■ Request: In the entries below, find the lines that contain the word "title" and copy them.

■ Data lines:

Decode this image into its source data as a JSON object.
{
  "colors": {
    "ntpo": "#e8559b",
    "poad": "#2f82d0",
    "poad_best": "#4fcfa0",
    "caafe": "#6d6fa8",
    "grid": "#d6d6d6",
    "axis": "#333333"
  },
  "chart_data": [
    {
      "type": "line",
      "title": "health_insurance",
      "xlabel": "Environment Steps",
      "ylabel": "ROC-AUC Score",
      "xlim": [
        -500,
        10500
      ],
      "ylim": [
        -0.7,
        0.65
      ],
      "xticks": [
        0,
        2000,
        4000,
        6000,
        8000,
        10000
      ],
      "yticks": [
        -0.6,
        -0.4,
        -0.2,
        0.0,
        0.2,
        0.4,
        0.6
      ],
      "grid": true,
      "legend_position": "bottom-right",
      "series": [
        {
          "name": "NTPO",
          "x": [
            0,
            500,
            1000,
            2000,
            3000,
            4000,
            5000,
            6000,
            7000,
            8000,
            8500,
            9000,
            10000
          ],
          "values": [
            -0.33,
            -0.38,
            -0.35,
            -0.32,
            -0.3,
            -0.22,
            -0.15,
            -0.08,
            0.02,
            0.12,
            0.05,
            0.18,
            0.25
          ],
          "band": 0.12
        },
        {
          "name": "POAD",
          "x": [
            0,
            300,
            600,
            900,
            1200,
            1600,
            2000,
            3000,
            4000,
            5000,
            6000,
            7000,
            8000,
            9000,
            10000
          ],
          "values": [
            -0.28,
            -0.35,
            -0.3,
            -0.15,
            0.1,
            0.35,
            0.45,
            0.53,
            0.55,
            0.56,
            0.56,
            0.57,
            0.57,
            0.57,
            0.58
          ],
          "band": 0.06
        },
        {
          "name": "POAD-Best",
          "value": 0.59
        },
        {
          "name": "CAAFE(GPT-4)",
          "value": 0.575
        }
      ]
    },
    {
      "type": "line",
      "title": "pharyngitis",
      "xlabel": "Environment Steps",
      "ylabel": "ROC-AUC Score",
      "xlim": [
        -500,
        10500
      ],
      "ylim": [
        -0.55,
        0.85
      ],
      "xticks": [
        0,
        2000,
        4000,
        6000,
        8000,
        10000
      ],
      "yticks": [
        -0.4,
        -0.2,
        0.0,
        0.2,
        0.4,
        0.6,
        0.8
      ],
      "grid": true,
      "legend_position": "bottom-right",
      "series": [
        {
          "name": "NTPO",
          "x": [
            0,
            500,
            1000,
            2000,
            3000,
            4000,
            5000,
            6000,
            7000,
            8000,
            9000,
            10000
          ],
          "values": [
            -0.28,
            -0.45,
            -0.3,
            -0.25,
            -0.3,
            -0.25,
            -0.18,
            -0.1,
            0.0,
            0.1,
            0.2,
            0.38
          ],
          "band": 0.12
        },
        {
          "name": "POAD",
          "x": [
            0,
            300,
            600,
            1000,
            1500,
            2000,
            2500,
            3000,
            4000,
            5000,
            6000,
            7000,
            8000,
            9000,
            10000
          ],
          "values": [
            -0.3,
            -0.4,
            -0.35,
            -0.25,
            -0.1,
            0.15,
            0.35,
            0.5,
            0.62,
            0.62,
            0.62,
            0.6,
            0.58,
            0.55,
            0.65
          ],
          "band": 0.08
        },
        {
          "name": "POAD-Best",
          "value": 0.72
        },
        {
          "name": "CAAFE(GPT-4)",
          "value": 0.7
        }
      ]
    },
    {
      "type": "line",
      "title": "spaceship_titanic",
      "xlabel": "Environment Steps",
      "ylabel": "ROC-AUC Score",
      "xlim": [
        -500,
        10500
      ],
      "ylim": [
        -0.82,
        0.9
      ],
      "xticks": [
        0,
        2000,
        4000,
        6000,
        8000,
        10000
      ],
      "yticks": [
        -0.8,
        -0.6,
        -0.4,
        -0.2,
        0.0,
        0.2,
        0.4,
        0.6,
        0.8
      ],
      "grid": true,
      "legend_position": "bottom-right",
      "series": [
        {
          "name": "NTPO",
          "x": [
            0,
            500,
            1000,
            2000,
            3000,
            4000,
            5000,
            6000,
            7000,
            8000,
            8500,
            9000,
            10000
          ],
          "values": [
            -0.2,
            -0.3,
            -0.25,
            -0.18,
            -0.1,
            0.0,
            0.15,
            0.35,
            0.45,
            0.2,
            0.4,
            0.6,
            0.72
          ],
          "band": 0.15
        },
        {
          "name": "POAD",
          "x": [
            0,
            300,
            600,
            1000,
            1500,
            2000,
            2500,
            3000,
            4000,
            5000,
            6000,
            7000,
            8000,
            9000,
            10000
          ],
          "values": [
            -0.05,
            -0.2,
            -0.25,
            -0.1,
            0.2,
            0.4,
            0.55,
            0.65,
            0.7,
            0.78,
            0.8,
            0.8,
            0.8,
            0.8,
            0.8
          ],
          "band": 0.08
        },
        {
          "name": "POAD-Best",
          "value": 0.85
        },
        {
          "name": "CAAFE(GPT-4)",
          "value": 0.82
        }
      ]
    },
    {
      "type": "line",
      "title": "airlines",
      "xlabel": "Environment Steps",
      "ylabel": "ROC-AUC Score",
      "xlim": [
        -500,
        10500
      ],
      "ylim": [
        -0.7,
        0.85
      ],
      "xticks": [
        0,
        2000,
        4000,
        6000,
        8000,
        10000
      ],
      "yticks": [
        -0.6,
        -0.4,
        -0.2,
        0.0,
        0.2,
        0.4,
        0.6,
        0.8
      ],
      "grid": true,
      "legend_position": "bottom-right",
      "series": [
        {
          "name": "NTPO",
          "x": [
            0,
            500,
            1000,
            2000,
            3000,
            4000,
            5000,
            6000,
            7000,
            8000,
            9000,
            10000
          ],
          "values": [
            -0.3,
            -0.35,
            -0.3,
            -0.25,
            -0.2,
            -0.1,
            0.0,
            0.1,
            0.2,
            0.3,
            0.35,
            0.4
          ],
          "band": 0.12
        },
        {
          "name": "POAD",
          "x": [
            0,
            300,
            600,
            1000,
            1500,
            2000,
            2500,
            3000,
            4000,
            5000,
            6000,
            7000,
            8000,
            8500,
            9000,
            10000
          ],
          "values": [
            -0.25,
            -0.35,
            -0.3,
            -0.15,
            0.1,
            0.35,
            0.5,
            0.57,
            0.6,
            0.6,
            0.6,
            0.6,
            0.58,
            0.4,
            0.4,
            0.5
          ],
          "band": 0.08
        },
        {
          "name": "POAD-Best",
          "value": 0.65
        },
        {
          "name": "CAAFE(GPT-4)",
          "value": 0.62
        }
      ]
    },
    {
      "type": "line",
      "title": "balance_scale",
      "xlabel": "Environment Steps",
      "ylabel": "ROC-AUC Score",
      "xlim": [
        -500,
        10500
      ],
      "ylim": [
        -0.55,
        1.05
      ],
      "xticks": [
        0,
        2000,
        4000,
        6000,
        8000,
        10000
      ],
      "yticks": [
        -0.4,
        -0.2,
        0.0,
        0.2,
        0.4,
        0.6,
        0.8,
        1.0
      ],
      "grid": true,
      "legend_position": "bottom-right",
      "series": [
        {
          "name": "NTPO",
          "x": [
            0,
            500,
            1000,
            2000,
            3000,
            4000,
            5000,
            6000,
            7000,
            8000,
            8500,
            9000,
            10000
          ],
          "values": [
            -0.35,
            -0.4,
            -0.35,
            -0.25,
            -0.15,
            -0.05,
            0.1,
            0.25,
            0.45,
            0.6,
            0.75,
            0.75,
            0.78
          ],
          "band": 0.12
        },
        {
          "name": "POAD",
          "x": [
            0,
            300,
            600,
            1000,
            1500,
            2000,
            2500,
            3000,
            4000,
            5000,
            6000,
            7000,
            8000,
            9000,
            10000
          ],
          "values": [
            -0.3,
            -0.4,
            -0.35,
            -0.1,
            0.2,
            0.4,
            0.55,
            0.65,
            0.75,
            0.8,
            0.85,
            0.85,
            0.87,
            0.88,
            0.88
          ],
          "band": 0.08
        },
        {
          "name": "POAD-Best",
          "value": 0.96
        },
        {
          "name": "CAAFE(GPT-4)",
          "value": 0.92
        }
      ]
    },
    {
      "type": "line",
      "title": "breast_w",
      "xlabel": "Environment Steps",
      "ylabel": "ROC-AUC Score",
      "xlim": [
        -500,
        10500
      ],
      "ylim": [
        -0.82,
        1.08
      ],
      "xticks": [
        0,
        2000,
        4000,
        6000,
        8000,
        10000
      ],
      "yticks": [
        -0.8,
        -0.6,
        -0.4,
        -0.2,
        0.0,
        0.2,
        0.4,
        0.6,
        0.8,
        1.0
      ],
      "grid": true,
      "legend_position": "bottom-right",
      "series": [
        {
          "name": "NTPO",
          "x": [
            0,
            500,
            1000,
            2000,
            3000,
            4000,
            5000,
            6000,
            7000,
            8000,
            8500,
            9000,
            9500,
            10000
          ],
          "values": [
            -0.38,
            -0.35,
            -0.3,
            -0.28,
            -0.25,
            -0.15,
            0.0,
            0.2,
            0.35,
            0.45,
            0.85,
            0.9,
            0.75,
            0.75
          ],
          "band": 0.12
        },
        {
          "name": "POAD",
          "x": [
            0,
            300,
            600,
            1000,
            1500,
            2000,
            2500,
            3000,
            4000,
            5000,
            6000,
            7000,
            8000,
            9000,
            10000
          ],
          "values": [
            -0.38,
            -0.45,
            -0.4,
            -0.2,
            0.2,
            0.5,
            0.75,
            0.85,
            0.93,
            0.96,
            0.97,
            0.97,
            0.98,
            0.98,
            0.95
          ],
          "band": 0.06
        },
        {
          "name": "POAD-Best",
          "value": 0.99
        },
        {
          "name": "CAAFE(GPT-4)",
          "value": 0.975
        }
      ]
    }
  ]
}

■ The answer:
      "title": "health_insurance",
      "title": "pharyngitis",
      "title": "spaceship_titanic",
      "title": "airlines",
      "title": "balance_scale",
      "title": "breast_w",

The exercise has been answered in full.